Entries supplied:

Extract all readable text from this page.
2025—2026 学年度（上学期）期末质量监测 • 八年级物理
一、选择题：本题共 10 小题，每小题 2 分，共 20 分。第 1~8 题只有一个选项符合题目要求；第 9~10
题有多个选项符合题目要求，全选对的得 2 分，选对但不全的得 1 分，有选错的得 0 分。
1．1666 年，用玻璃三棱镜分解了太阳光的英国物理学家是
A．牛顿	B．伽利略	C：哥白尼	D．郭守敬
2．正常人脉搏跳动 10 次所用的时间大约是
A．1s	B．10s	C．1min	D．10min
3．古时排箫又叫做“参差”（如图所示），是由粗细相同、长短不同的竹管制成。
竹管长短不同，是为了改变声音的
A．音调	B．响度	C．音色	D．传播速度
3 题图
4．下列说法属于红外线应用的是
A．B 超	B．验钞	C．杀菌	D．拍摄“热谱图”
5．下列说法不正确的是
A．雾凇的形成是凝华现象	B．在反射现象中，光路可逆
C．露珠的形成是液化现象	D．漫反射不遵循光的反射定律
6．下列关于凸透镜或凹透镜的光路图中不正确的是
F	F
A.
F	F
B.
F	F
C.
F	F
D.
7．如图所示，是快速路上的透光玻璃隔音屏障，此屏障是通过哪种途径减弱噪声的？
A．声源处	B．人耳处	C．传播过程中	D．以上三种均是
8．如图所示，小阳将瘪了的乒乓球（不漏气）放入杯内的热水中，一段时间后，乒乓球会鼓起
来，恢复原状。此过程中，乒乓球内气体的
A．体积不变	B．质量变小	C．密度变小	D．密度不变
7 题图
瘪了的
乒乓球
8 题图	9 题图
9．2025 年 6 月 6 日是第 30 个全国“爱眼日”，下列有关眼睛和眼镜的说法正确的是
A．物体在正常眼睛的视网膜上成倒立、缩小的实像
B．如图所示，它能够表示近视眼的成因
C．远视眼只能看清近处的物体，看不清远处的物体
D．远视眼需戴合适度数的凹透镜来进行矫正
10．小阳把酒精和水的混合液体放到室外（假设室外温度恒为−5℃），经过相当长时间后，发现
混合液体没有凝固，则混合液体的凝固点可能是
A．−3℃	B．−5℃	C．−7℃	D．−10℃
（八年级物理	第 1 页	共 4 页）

---

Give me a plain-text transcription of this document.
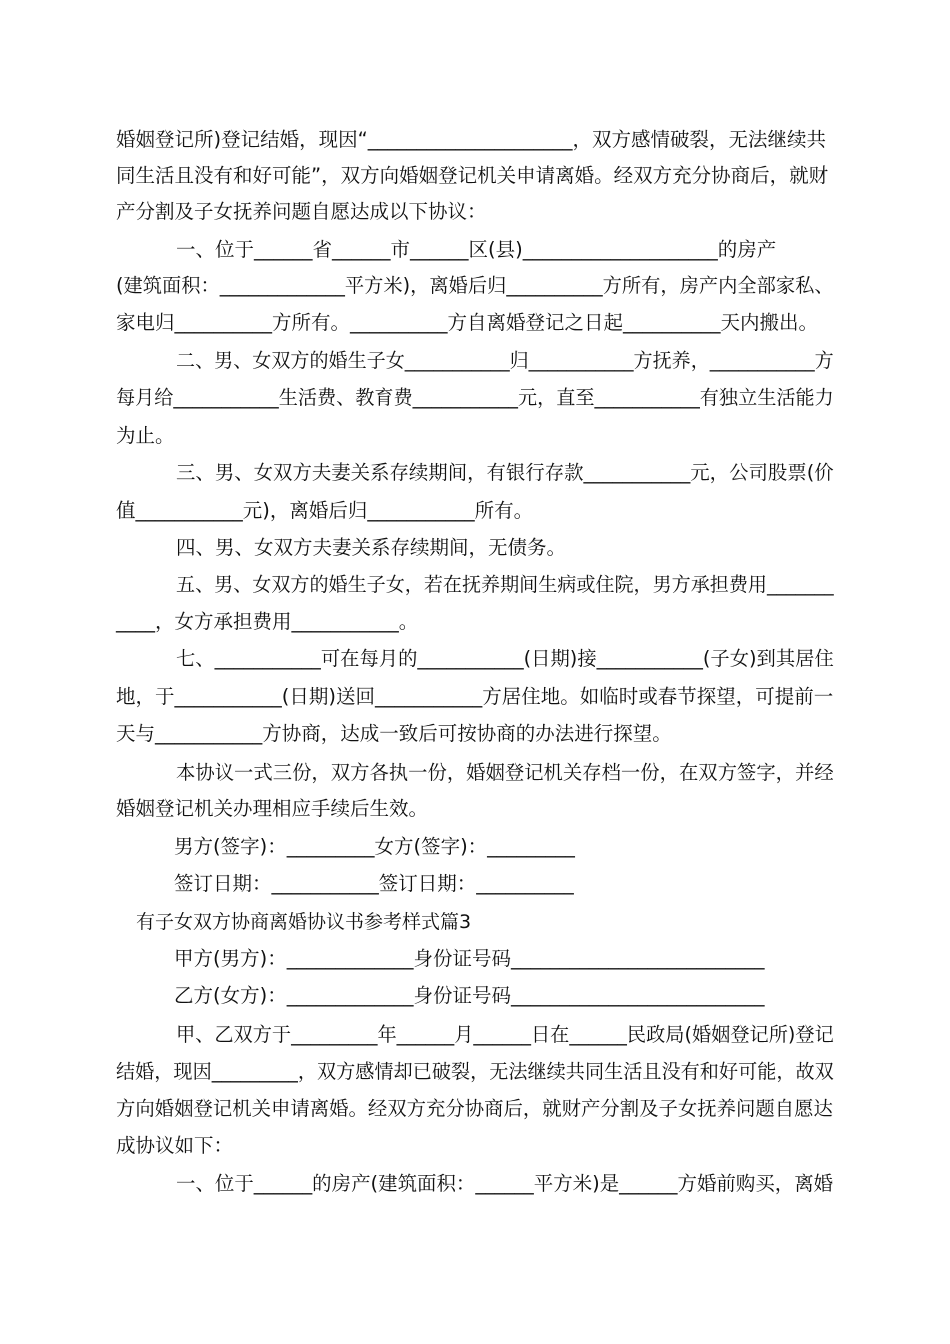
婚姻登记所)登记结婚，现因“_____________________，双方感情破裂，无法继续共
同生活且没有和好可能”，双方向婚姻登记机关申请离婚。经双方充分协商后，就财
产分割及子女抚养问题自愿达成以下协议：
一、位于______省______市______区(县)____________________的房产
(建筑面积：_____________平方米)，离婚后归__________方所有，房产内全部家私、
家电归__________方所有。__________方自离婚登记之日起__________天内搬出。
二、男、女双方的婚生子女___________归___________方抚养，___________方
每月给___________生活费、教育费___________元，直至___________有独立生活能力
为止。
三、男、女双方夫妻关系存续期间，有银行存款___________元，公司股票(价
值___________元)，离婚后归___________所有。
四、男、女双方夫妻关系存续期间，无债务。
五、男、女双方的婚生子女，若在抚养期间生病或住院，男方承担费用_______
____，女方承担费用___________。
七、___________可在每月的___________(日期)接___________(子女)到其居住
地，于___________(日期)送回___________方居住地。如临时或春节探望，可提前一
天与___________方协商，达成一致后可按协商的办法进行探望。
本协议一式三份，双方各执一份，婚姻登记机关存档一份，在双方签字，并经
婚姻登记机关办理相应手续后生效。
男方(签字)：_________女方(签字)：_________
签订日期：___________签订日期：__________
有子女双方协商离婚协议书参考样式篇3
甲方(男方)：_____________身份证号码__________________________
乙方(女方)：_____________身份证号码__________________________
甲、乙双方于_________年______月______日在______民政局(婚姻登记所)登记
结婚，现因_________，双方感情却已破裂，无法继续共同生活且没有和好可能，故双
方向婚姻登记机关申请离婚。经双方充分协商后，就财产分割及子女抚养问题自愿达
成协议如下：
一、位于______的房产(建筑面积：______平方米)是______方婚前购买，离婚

Directive: Select all lines in the listing that include the word "经双方充分协商后".

Answer to the exercise:
同生活且没有和好可能”，双方向婚姻登记机关申请离婚。经双方充分协商后，就财
方向婚姻登记机关申请离婚。经双方充分协商后，就财产分割及子女抚养问题自愿达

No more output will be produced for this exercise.